• The exercise: Transcribe the full listing below exactly.

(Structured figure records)
• • • •

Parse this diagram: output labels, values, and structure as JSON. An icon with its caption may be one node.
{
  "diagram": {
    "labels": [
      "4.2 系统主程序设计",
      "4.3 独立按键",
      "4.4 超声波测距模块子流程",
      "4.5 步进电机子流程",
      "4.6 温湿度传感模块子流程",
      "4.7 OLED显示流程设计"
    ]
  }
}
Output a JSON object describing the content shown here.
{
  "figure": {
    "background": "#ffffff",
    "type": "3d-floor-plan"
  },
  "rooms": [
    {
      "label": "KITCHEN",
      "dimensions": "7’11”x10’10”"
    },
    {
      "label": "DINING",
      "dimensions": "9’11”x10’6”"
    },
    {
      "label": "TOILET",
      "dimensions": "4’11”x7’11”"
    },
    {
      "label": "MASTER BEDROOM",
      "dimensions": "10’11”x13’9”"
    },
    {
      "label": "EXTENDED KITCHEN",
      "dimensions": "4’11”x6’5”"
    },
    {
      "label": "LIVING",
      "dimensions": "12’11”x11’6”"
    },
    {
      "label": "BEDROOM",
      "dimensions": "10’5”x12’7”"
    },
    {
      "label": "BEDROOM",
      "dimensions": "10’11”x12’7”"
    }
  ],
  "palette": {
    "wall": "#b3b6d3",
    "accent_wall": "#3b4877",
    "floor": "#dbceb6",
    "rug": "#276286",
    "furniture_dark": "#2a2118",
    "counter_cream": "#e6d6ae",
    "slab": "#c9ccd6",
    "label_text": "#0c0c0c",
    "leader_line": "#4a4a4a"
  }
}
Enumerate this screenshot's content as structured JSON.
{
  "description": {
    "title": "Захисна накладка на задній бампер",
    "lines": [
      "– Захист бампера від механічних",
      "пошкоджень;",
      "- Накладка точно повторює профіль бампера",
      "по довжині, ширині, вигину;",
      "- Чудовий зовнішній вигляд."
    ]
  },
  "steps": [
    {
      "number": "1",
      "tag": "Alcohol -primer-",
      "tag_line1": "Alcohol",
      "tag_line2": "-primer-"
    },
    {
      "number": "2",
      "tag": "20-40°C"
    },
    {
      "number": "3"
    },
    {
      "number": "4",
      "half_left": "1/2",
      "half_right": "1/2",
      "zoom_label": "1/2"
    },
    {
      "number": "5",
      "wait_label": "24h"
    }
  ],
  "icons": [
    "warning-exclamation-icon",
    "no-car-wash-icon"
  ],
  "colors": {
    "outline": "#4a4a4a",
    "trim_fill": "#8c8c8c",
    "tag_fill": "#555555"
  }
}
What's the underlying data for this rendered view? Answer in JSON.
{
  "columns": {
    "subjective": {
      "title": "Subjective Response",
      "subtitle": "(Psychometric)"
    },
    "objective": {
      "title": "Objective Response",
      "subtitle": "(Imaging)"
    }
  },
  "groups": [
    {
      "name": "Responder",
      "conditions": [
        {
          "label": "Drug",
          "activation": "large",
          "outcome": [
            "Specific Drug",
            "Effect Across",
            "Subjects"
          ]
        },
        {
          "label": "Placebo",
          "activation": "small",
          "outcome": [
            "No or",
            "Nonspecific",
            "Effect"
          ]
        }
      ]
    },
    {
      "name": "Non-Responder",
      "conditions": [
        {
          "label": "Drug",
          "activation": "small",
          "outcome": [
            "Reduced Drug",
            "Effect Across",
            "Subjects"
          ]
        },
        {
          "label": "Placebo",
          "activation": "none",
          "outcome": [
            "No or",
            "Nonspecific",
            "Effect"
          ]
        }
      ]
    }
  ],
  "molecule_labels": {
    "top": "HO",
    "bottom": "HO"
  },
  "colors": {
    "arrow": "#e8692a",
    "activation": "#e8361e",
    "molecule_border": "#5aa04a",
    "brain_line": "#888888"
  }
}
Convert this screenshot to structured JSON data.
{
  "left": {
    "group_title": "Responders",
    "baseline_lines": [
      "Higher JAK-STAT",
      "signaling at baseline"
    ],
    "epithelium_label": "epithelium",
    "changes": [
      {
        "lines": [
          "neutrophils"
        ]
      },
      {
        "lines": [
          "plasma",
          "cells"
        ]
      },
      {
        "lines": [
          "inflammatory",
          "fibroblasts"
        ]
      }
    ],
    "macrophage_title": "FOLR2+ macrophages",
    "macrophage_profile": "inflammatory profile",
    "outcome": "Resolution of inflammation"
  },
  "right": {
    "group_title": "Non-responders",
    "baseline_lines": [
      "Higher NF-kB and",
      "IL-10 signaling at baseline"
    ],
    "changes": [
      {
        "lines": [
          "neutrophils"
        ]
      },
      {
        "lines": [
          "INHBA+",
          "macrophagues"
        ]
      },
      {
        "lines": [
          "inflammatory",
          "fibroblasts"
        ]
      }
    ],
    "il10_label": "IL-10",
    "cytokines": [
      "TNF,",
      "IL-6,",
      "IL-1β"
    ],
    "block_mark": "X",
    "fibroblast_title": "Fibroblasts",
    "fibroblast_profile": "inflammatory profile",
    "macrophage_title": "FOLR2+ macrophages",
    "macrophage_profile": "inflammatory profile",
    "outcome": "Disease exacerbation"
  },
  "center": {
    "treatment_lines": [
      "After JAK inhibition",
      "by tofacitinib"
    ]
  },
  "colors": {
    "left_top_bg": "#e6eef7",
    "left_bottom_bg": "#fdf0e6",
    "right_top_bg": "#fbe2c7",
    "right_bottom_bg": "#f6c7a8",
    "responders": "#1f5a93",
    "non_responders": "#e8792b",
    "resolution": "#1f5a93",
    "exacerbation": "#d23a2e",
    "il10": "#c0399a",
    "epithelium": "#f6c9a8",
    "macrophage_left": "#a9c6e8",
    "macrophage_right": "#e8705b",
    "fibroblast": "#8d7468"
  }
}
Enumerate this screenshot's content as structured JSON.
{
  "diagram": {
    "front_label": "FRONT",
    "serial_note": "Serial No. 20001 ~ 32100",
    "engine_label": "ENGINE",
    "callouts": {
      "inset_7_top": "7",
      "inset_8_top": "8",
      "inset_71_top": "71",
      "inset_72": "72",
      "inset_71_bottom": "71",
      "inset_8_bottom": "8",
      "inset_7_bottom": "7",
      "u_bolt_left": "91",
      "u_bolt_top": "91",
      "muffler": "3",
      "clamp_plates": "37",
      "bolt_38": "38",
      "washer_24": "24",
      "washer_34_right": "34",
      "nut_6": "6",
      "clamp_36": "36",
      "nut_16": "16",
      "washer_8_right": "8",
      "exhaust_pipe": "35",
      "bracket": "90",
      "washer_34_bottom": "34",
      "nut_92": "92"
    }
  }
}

• • • •

• Answer below:
Parse this diagram: output labels, values, and structure as JSON. An icon with its caption may be one node.
{
  "diagram": {
    "labels": [
      "4.2 系统主程序设计",
      "4.3 独立按键",
      "4.4 超声波测距模块子流程",
      "4.5 步进电机子流程",
      "4.6 温湿度传感模块子流程",
      "4.7 OLED显示流程设计"
    ]
  }
}
Output a JSON object describing the content shown here.
{
  "figure": {
    "background": "#ffffff",
    "type": "3d-floor-plan"
  },
  "rooms": [
    {
      "label": "KITCHEN",
      "dimensions": "7’11”x10’10”"
    },
    {
      "label": "DINING",
      "dimensions": "9’11”x10’6”"
    },
    {
      "label": "TOILET",
      "dimensions": "4’11”x7’11”"
    },
    {
      "label": "MASTER BEDROOM",
      "dimensions": "10’11”x13’9”"
    },
    {
      "label": "EXTENDED KITCHEN",
      "dimensions": "4’11”x6’5”"
    },
    {
      "label": "LIVING",
      "dimensions": "12’11”x11’6”"
    },
    {
      "label": "BEDROOM",
      "dimensions": "10’5”x12’7”"
    },
    {
      "label": "BEDROOM",
      "dimensions": "10’11”x12’7”"
    }
  ],
  "palette": {
    "wall": "#b3b6d3",
    "accent_wall": "#3b4877",
    "floor": "#dbceb6",
    "rug": "#276286",
    "furniture_dark": "#2a2118",
    "counter_cream": "#e6d6ae",
    "slab": "#c9ccd6",
    "label_text": "#0c0c0c",
    "leader_line": "#4a4a4a"
  }
}
Enumerate this screenshot's content as structured JSON.
{
  "description": {
    "title": "Захисна накладка на задній бампер",
    "lines": [
      "– Захист бампера від механічних",
      "пошкоджень;",
      "- Накладка точно повторює профіль бампера",
      "по довжині, ширині, вигину;",
      "- Чудовий зовнішній вигляд."
    ]
  },
  "steps": [
    {
      "number": "1",
      "tag": "Alcohol -primer-",
      "tag_line1": "Alcohol",
      "tag_line2": "-primer-"
    },
    {
      "number": "2",
      "tag": "20-40°C"
    },
    {
      "number": "3"
    },
    {
      "number": "4",
      "half_left": "1/2",
      "half_right": "1/2",
      "zoom_label": "1/2"
    },
    {
      "number": "5",
      "wait_label": "24h"
    }
  ],
  "icons": [
    "warning-exclamation-icon",
    "no-car-wash-icon"
  ],
  "colors": {
    "outline": "#4a4a4a",
    "trim_fill": "#8c8c8c",
    "tag_fill": "#555555"
  }
}
What's the underlying data for this rendered view? Answer in JSON.
{
  "columns": {
    "subjective": {
      "title": "Subjective Response",
      "subtitle": "(Psychometric)"
    },
    "objective": {
      "title": "Objective Response",
      "subtitle": "(Imaging)"
    }
  },
  "groups": [
    {
      "name": "Responder",
      "conditions": [
        {
          "label": "Drug",
          "activation": "large",
          "outcome": [
            "Specific Drug",
            "Effect Across",
            "Subjects"
          ]
        },
        {
          "label": "Placebo",
          "activation": "small",
          "outcome": [
            "No or",
            "Nonspecific",
            "Effect"
          ]
        }
      ]
    },
    {
      "name": "Non-Responder",
      "conditions": [
        {
          "label": "Drug",
          "activation": "small",
          "outcome": [
            "Reduced Drug",
            "Effect Across",
            "Subjects"
          ]
        },
        {
          "label": "Placebo",
          "activation": "none",
          "outcome": [
            "No or",
            "Nonspecific",
            "Effect"
          ]
        }
      ]
    }
  ],
  "molecule_labels": {
    "top": "HO",
    "bottom": "HO"
  },
  "colors": {
    "arrow": "#e8692a",
    "activation": "#e8361e",
    "molecule_border": "#5aa04a",
    "brain_line": "#888888"
  }
}
Convert this screenshot to structured JSON data.
{
  "left": {
    "group_title": "Responders",
    "baseline_lines": [
      "Higher JAK-STAT",
      "signaling at baseline"
    ],
    "epithelium_label": "epithelium",
    "changes": [
      {
        "lines": [
          "neutrophils"
        ]
      },
      {
        "lines": [
          "plasma",
          "cells"
        ]
      },
      {
        "lines": [
          "inflammatory",
          "fibroblasts"
        ]
      }
    ],
    "macrophage_title": "FOLR2+ macrophages",
    "macrophage_profile": "inflammatory profile",
    "outcome": "Resolution of inflammation"
  },
  "right": {
    "group_title": "Non-responders",
    "baseline_lines": [
      "Higher NF-kB and",
      "IL-10 signaling at baseline"
    ],
    "changes": [
      {
        "lines": [
          "neutrophils"
        ]
      },
      {
        "lines": [
          "INHBA+",
          "macrophagues"
        ]
      },
      {
        "lines": [
          "inflammatory",
          "fibroblasts"
        ]
      }
    ],
    "il10_label": "IL-10",
    "cytokines": [
      "TNF,",
      "IL-6,",
      "IL-1β"
    ],
    "block_mark": "X",
    "fibroblast_title": "Fibroblasts",
    "fibroblast_profile": "inflammatory profile",
    "macrophage_title": "FOLR2+ macrophages",
    "macrophage_profile": "inflammatory profile",
    "outcome": "Disease exacerbation"
  },
  "center": {
    "treatment_lines": [
      "After JAK inhibition",
      "by tofacitinib"
    ]
  },
  "colors": {
    "left_top_bg": "#e6eef7",
    "left_bottom_bg": "#fdf0e6",
    "right_top_bg": "#fbe2c7",
    "right_bottom_bg": "#f6c7a8",
    "responders": "#1f5a93",
    "non_responders": "#e8792b",
    "resolution": "#1f5a93",
    "exacerbation": "#d23a2e",
    "il10": "#c0399a",
    "epithelium": "#f6c9a8",
    "macrophage_left": "#a9c6e8",
    "macrophage_right": "#e8705b",
    "fibroblast": "#8d7468"
  }
}
Enumerate this screenshot's content as structured JSON.
{
  "diagram": {
    "front_label": "FRONT",
    "serial_note": "Serial No. 20001 ~ 32100",
    "engine_label": "ENGINE",
    "callouts": {
      "inset_7_top": "7",
      "inset_8_top": "8",
      "inset_71_top": "71",
      "inset_72": "72",
      "inset_71_bottom": "71",
      "inset_8_bottom": "8",
      "inset_7_bottom": "7",
      "u_bolt_left": "91",
      "u_bolt_top": "91",
      "muffler": "3",
      "clamp_plates": "37",
      "bolt_38": "38",
      "washer_24": "24",
      "washer_34_right": "34",
      "nut_6": "6",
      "clamp_36": "36",
      "nut_16": "16",
      "washer_8_right": "8",
      "exhaust_pipe": "35",
      "bracket": "90",
      "washer_34_bottom": "34",
      "nut_92": "92"
    }
  }
}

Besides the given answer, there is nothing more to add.